--- CHALLENGE ---
Locate the word "хрестом" in the material, then show every line that holds it.

--- DATA FOR PROCESSING ---

<<<<

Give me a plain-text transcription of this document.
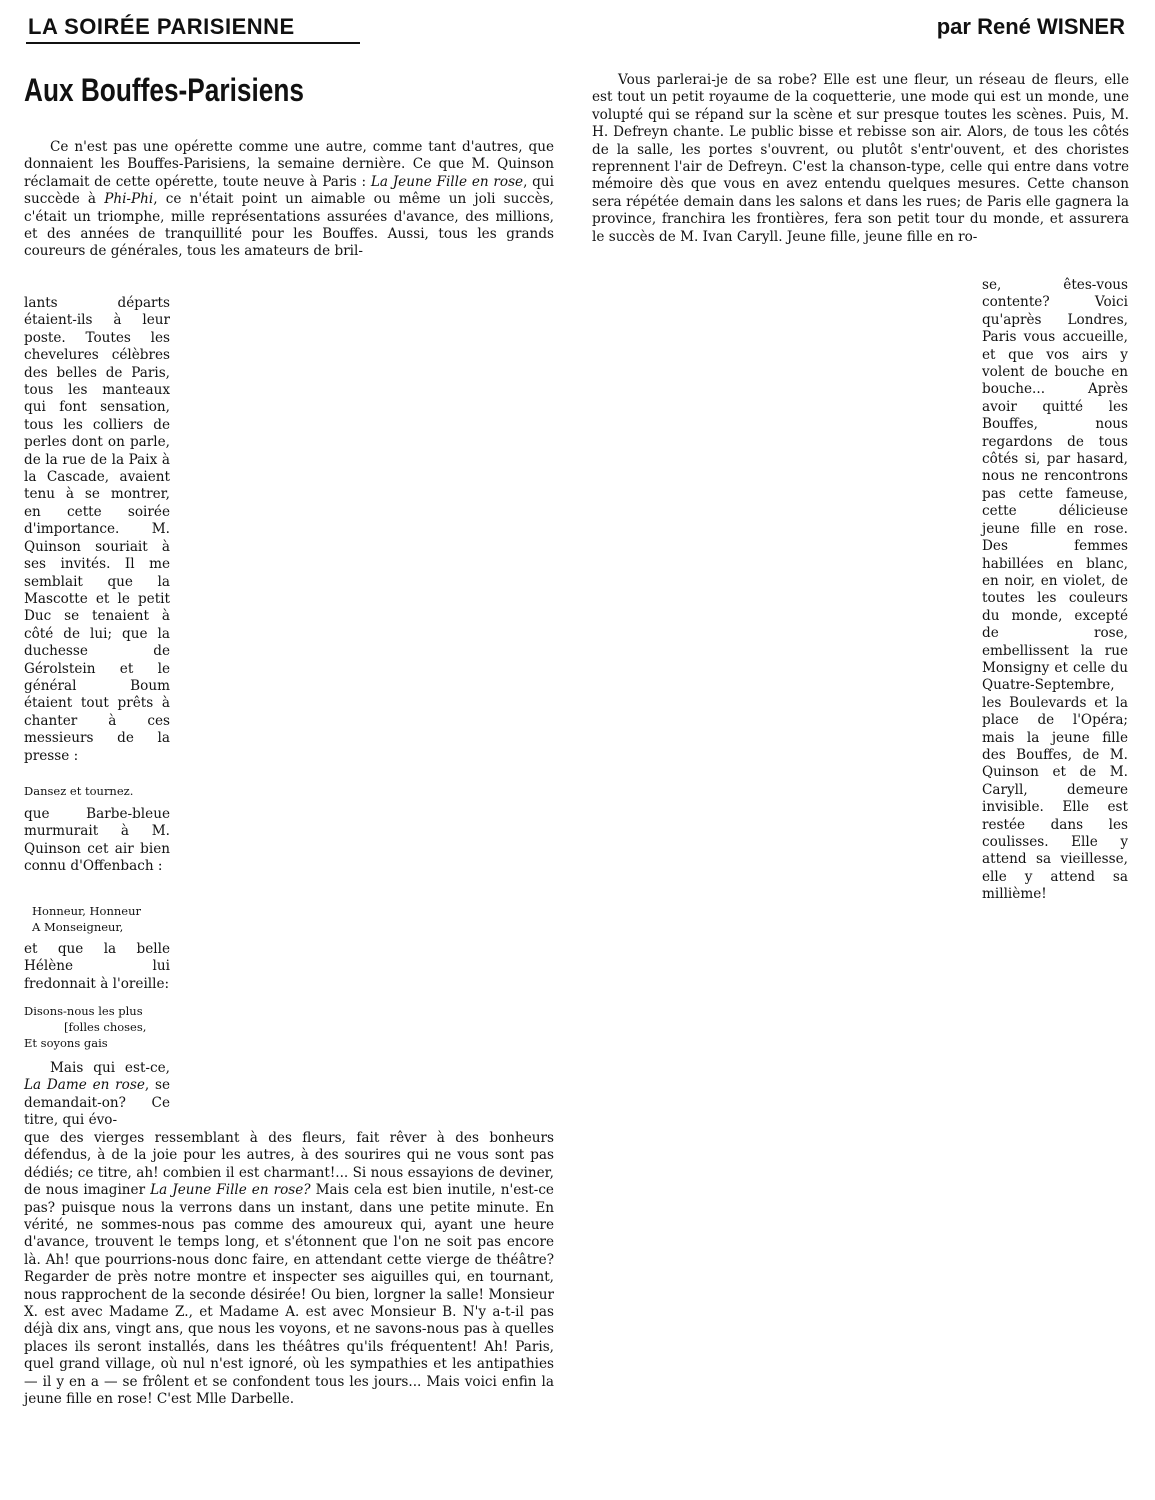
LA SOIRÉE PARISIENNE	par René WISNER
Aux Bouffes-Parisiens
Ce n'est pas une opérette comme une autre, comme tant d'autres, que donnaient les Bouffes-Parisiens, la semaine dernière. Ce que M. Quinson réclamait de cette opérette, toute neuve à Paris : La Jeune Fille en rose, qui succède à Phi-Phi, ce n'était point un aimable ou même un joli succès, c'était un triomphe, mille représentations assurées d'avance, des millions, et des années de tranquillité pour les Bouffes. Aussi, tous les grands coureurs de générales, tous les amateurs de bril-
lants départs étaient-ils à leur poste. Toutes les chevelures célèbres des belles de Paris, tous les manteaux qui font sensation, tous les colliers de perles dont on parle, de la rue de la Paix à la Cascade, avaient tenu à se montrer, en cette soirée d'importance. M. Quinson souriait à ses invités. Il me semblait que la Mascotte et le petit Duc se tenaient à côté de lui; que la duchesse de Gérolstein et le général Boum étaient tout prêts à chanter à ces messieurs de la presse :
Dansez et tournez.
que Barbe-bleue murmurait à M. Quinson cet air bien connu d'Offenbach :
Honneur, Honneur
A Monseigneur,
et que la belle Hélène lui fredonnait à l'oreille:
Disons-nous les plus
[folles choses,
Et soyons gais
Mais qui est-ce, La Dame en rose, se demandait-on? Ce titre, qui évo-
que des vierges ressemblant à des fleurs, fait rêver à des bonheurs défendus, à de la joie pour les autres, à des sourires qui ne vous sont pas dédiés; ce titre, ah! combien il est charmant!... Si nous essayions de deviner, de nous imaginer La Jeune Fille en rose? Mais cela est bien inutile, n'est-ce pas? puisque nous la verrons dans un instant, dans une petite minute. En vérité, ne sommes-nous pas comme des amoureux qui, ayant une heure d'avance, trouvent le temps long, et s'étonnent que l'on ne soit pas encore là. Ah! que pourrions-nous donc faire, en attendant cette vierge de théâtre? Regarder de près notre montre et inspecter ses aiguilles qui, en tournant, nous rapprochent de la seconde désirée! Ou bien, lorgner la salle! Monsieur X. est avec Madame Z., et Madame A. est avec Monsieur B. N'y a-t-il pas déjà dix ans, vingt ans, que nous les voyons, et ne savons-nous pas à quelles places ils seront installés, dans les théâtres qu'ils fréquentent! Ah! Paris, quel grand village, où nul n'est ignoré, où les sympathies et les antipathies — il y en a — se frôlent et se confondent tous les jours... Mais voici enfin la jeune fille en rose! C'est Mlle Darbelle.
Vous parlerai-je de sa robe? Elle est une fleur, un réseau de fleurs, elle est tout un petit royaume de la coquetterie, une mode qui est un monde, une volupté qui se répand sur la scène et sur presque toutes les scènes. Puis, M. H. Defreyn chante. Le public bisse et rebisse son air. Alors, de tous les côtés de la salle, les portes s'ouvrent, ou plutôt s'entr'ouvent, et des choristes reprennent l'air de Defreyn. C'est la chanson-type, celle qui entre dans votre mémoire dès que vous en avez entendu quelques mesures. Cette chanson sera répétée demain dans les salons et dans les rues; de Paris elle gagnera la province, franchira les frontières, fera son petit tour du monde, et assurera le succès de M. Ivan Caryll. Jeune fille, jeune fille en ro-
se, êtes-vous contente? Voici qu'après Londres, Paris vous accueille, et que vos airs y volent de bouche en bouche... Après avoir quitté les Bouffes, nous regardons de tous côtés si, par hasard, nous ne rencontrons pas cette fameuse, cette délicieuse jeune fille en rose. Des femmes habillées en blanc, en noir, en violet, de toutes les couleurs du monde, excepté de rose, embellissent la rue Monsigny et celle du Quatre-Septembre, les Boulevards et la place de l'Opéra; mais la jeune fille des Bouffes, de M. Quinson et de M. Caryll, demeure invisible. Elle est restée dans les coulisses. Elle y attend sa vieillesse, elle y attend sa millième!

>>>>
<<<<

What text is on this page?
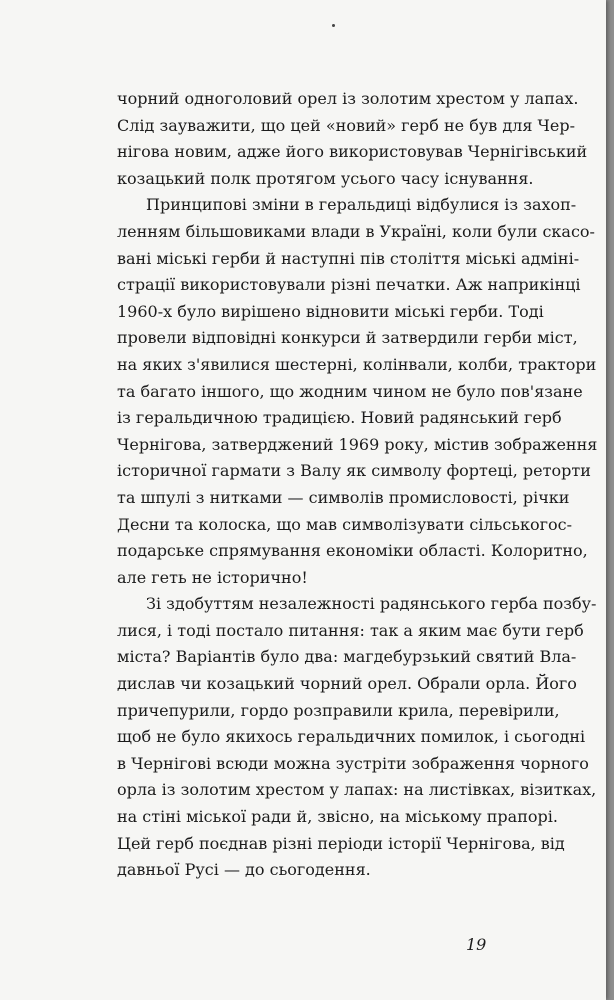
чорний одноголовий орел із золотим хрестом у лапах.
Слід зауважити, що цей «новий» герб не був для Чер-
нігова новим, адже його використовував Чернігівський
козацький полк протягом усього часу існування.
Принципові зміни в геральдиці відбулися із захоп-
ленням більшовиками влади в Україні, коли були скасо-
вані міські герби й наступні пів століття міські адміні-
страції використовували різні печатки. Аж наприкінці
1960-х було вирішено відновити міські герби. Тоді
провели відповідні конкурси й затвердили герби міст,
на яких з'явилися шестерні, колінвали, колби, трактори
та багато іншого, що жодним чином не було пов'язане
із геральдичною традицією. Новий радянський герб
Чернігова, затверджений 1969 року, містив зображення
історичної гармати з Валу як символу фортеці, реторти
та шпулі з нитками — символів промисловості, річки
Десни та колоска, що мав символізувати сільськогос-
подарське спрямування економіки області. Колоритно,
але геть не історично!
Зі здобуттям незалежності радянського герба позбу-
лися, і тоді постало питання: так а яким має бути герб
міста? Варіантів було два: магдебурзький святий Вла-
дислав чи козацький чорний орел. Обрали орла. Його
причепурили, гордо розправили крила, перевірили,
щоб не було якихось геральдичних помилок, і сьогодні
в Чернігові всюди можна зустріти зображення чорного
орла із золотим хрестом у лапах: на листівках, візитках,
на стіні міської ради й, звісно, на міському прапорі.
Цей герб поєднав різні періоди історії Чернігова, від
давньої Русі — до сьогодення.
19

>>>>
<<<<

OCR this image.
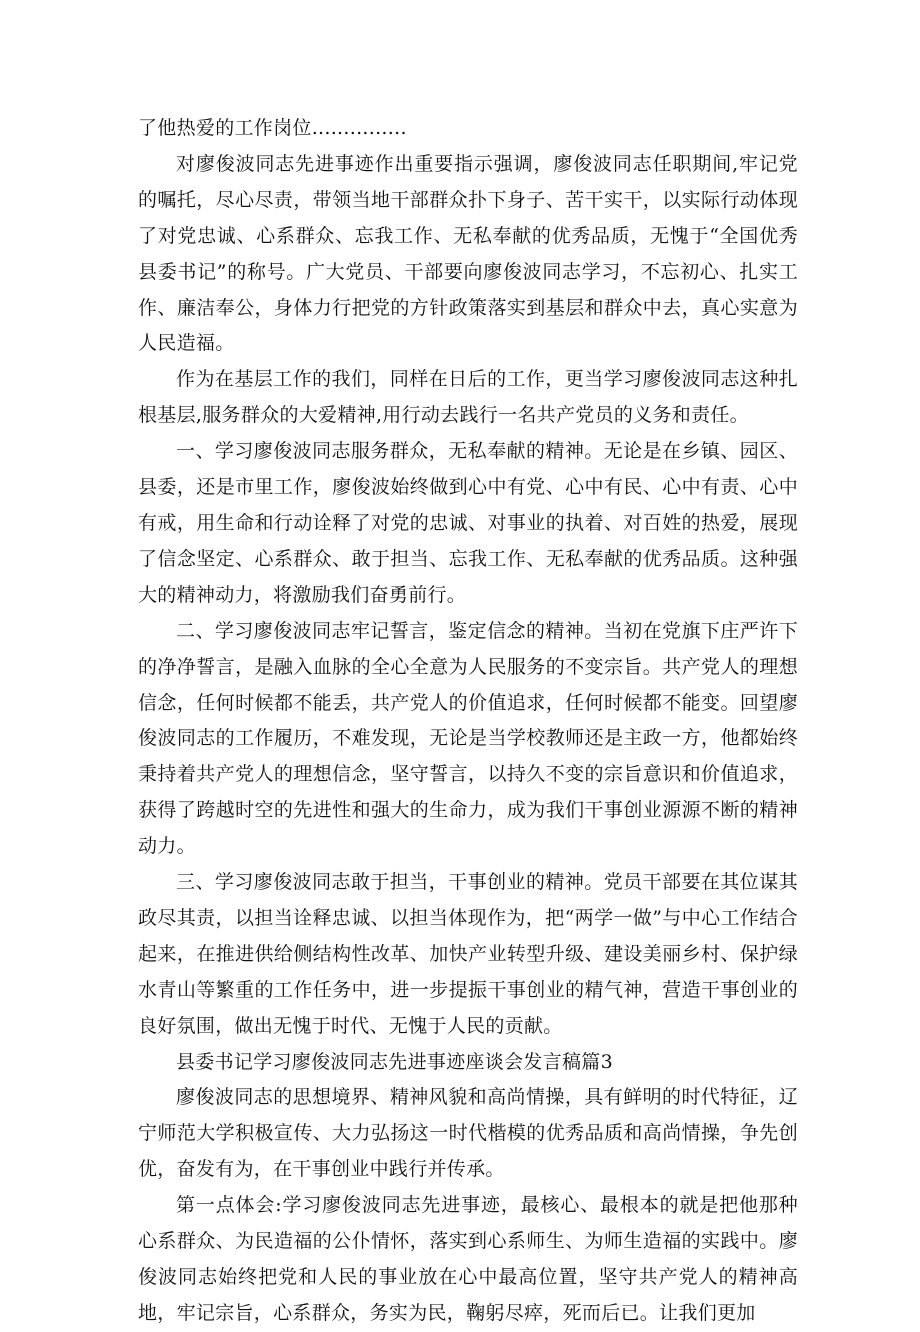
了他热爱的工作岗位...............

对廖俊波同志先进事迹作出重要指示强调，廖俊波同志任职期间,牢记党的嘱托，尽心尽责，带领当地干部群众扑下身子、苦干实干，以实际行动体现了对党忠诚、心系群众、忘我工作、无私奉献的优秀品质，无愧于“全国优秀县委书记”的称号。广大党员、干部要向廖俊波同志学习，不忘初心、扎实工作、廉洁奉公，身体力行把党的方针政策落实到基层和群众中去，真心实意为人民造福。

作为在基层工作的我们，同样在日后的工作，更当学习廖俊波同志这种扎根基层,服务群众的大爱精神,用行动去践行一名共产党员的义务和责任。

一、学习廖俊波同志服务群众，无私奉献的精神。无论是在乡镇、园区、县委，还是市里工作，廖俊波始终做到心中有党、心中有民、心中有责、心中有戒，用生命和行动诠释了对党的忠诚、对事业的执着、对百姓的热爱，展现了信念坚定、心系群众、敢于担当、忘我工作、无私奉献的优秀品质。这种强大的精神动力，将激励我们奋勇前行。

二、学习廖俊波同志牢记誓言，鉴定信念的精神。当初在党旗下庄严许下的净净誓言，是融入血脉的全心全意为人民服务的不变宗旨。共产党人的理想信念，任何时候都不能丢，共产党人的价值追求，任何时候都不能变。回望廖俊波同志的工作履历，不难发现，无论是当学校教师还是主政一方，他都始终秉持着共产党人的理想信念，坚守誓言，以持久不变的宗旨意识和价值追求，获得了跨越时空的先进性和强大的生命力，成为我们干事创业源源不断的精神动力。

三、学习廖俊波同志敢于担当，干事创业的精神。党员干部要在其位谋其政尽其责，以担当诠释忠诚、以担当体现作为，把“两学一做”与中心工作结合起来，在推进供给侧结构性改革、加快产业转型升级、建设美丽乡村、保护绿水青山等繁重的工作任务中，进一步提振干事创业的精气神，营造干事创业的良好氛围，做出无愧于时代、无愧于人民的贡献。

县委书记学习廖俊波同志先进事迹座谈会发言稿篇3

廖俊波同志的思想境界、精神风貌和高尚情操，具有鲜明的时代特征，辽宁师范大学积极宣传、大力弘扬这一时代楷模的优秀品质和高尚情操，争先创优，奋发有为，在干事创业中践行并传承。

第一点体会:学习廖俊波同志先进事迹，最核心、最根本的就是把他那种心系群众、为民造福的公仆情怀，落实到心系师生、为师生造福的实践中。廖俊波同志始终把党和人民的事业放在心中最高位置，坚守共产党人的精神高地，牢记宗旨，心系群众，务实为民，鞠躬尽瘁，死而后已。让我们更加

>>>>

--- FINAL ANSWER ---
чорний одноголовий орел із золотим хрестом у лапах.
орла із золотим хрестом у лапах: на листівках, візитках,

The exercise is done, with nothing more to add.